WHAT TO WORK ON: Would you retype all of these records exactly?

(Collected data)

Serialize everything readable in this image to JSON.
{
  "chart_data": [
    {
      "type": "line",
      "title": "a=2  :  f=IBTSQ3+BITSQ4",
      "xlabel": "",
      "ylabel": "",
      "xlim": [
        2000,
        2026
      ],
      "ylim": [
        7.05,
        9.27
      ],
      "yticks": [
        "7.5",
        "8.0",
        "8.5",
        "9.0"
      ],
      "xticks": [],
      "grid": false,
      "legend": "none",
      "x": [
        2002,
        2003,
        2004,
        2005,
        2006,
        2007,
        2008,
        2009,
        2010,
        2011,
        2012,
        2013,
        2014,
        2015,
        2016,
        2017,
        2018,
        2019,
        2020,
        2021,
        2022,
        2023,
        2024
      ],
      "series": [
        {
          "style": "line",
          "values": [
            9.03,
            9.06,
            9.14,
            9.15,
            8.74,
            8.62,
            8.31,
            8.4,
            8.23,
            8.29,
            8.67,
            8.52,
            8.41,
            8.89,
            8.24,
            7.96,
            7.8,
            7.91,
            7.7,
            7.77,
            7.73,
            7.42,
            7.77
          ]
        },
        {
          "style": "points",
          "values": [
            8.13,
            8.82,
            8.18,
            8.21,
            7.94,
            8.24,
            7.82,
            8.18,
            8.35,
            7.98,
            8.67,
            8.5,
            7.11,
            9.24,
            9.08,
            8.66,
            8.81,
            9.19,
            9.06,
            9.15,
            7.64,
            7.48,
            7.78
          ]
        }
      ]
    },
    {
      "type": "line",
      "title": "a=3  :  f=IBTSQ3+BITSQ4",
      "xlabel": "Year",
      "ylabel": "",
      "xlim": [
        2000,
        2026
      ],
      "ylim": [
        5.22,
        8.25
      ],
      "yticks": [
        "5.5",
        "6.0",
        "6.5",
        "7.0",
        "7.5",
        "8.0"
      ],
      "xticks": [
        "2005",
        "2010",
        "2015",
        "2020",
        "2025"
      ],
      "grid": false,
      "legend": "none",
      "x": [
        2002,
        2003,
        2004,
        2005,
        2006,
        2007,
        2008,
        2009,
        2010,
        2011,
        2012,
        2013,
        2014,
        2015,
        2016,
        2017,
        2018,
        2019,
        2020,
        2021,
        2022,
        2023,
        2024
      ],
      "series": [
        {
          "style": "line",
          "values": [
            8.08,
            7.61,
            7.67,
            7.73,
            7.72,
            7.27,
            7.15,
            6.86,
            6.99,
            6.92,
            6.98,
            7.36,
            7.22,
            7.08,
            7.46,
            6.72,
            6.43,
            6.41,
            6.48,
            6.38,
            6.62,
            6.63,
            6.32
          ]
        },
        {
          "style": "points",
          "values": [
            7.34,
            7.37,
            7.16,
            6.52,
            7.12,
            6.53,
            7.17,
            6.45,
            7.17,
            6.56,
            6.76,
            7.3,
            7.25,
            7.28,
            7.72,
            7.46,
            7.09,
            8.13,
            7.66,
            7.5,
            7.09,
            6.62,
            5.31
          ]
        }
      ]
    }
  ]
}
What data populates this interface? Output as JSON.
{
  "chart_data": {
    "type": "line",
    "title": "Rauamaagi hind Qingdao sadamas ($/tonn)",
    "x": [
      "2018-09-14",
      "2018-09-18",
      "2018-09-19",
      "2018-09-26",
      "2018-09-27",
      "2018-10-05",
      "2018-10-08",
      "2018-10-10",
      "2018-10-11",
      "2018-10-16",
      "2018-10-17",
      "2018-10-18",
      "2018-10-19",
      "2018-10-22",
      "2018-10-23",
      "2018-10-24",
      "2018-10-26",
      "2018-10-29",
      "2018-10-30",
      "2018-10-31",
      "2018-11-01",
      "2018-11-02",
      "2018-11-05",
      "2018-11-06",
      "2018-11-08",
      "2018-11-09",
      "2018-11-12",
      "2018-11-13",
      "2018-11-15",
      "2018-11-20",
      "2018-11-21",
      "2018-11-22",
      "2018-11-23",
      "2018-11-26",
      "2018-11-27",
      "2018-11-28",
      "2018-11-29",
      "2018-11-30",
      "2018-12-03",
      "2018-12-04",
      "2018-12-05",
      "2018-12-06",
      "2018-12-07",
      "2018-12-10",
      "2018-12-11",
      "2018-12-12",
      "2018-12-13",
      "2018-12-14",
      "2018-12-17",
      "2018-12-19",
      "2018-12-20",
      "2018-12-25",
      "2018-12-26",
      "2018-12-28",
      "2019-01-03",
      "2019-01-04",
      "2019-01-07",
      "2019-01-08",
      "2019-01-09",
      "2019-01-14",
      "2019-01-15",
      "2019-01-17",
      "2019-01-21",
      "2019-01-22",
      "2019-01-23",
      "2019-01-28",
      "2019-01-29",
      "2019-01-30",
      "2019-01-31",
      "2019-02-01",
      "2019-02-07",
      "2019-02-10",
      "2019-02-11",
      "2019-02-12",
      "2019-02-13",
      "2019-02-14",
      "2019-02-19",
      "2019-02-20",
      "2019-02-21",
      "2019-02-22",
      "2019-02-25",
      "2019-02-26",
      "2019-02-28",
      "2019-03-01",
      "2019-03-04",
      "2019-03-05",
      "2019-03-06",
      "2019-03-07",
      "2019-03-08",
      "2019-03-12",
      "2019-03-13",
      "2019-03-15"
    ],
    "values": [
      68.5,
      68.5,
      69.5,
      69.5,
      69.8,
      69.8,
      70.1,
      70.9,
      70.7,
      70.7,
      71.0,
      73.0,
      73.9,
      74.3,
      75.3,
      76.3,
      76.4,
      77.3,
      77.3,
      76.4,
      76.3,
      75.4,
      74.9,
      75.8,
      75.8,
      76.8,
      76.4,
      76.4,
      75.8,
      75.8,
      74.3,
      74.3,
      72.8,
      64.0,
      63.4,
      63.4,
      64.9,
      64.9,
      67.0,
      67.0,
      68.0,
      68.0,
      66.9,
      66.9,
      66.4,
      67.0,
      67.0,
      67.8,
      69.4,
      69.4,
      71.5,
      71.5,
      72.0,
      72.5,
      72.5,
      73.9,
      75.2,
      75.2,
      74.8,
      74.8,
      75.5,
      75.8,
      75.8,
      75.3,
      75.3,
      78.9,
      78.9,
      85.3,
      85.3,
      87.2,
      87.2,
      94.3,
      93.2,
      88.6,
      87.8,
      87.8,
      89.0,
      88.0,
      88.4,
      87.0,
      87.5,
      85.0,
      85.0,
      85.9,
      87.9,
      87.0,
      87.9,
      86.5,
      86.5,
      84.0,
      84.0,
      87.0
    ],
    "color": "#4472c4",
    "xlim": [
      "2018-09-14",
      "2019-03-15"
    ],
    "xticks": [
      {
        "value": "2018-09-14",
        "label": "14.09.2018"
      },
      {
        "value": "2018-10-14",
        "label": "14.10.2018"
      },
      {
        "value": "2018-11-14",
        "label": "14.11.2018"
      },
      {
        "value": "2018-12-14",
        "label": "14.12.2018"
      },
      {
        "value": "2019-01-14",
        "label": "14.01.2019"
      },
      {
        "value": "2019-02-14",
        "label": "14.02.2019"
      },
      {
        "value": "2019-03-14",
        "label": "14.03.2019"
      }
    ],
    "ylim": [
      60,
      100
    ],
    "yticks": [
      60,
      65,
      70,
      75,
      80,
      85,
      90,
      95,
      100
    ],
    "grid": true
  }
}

COMPLETE RESPONSE:
Serialize everything readable in this image to JSON.
{
  "chart_data": [
    {
      "type": "line",
      "title": "a=2  :  f=IBTSQ3+BITSQ4",
      "xlabel": "",
      "ylabel": "",
      "xlim": [
        2000,
        2026
      ],
      "ylim": [
        7.05,
        9.27
      ],
      "yticks": [
        "7.5",
        "8.0",
        "8.5",
        "9.0"
      ],
      "xticks": [],
      "grid": false,
      "legend": "none",
      "x": [
        2002,
        2003,
        2004,
        2005,
        2006,
        2007,
        2008,
        2009,
        2010,
        2011,
        2012,
        2013,
        2014,
        2015,
        2016,
        2017,
        2018,
        2019,
        2020,
        2021,
        2022,
        2023,
        2024
      ],
      "series": [
        {
          "style": "line",
          "values": [
            9.03,
            9.06,
            9.14,
            9.15,
            8.74,
            8.62,
            8.31,
            8.4,
            8.23,
            8.29,
            8.67,
            8.52,
            8.41,
            8.89,
            8.24,
            7.96,
            7.8,
            7.91,
            7.7,
            7.77,
            7.73,
            7.42,
            7.77
          ]
        },
        {
          "style": "points",
          "values": [
            8.13,
            8.82,
            8.18,
            8.21,
            7.94,
            8.24,
            7.82,
            8.18,
            8.35,
            7.98,
            8.67,
            8.5,
            7.11,
            9.24,
            9.08,
            8.66,
            8.81,
            9.19,
            9.06,
            9.15,
            7.64,
            7.48,
            7.78
          ]
        }
      ]
    },
    {
      "type": "line",
      "title": "a=3  :  f=IBTSQ3+BITSQ4",
      "xlabel": "Year",
      "ylabel": "",
      "xlim": [
        2000,
        2026
      ],
      "ylim": [
        5.22,
        8.25
      ],
      "yticks": [
        "5.5",
        "6.0",
        "6.5",
        "7.0",
        "7.5",
        "8.0"
      ],
      "xticks": [
        "2005",
        "2010",
        "2015",
        "2020",
        "2025"
      ],
      "grid": false,
      "legend": "none",
      "x": [
        2002,
        2003,
        2004,
        2005,
        2006,
        2007,
        2008,
        2009,
        2010,
        2011,
        2012,
        2013,
        2014,
        2015,
        2016,
        2017,
        2018,
        2019,
        2020,
        2021,
        2022,
        2023,
        2024
      ],
      "series": [
        {
          "style": "line",
          "values": [
            8.08,
            7.61,
            7.67,
            7.73,
            7.72,
            7.27,
            7.15,
            6.86,
            6.99,
            6.92,
            6.98,
            7.36,
            7.22,
            7.08,
            7.46,
            6.72,
            6.43,
            6.41,
            6.48,
            6.38,
            6.62,
            6.63,
            6.32
          ]
        },
        {
          "style": "points",
          "values": [
            7.34,
            7.37,
            7.16,
            6.52,
            7.12,
            6.53,
            7.17,
            6.45,
            7.17,
            6.56,
            6.76,
            7.3,
            7.25,
            7.28,
            7.72,
            7.46,
            7.09,
            8.13,
            7.66,
            7.5,
            7.09,
            6.62,
            5.31
          ]
        }
      ]
    }
  ]
}
What data populates this interface? Output as JSON.
{
  "chart_data": {
    "type": "line",
    "title": "Rauamaagi hind Qingdao sadamas ($/tonn)",
    "x": [
      "2018-09-14",
      "2018-09-18",
      "2018-09-19",
      "2018-09-26",
      "2018-09-27",
      "2018-10-05",
      "2018-10-08",
      "2018-10-10",
      "2018-10-11",
      "2018-10-16",
      "2018-10-17",
      "2018-10-18",
      "2018-10-19",
      "2018-10-22",
      "2018-10-23",
      "2018-10-24",
      "2018-10-26",
      "2018-10-29",
      "2018-10-30",
      "2018-10-31",
      "2018-11-01",
      "2018-11-02",
      "2018-11-05",
      "2018-11-06",
      "2018-11-08",
      "2018-11-09",
      "2018-11-12",
      "2018-11-13",
      "2018-11-15",
      "2018-11-20",
      "2018-11-21",
      "2018-11-22",
      "2018-11-23",
      "2018-11-26",
      "2018-11-27",
      "2018-11-28",
      "2018-11-29",
      "2018-11-30",
      "2018-12-03",
      "2018-12-04",
      "2018-12-05",
      "2018-12-06",
      "2018-12-07",
      "2018-12-10",
      "2018-12-11",
      "2018-12-12",
      "2018-12-13",
      "2018-12-14",
      "2018-12-17",
      "2018-12-19",
      "2018-12-20",
      "2018-12-25",
      "2018-12-26",
      "2018-12-28",
      "2019-01-03",
      "2019-01-04",
      "2019-01-07",
      "2019-01-08",
      "2019-01-09",
      "2019-01-14",
      "2019-01-15",
      "2019-01-17",
      "2019-01-21",
      "2019-01-22",
      "2019-01-23",
      "2019-01-28",
      "2019-01-29",
      "2019-01-30",
      "2019-01-31",
      "2019-02-01",
      "2019-02-07",
      "2019-02-10",
      "2019-02-11",
      "2019-02-12",
      "2019-02-13",
      "2019-02-14",
      "2019-02-19",
      "2019-02-20",
      "2019-02-21",
      "2019-02-22",
      "2019-02-25",
      "2019-02-26",
      "2019-02-28",
      "2019-03-01",
      "2019-03-04",
      "2019-03-05",
      "2019-03-06",
      "2019-03-07",
      "2019-03-08",
      "2019-03-12",
      "2019-03-13",
      "2019-03-15"
    ],
    "values": [
      68.5,
      68.5,
      69.5,
      69.5,
      69.8,
      69.8,
      70.1,
      70.9,
      70.7,
      70.7,
      71.0,
      73.0,
      73.9,
      74.3,
      75.3,
      76.3,
      76.4,
      77.3,
      77.3,
      76.4,
      76.3,
      75.4,
      74.9,
      75.8,
      75.8,
      76.8,
      76.4,
      76.4,
      75.8,
      75.8,
      74.3,
      74.3,
      72.8,
      64.0,
      63.4,
      63.4,
      64.9,
      64.9,
      67.0,
      67.0,
      68.0,
      68.0,
      66.9,
      66.9,
      66.4,
      67.0,
      67.0,
      67.8,
      69.4,
      69.4,
      71.5,
      71.5,
      72.0,
      72.5,
      72.5,
      73.9,
      75.2,
      75.2,
      74.8,
      74.8,
      75.5,
      75.8,
      75.8,
      75.3,
      75.3,
      78.9,
      78.9,
      85.3,
      85.3,
      87.2,
      87.2,
      94.3,
      93.2,
      88.6,
      87.8,
      87.8,
      89.0,
      88.0,
      88.4,
      87.0,
      87.5,
      85.0,
      85.0,
      85.9,
      87.9,
      87.0,
      87.9,
      86.5,
      86.5,
      84.0,
      84.0,
      87.0
    ],
    "color": "#4472c4",
    "xlim": [
      "2018-09-14",
      "2019-03-15"
    ],
    "xticks": [
      {
        "value": "2018-09-14",
        "label": "14.09.2018"
      },
      {
        "value": "2018-10-14",
        "label": "14.10.2018"
      },
      {
        "value": "2018-11-14",
        "label": "14.11.2018"
      },
      {
        "value": "2018-12-14",
        "label": "14.12.2018"
      },
      {
        "value": "2019-01-14",
        "label": "14.01.2019"
      },
      {
        "value": "2019-02-14",
        "label": "14.02.2019"
      },
      {
        "value": "2019-03-14",
        "label": "14.03.2019"
      }
    ],
    "ylim": [
      60,
      100
    ],
    "yticks": [
      60,
      65,
      70,
      75,
      80,
      85,
      90,
      95,
      100
    ],
    "grid": true
  }
}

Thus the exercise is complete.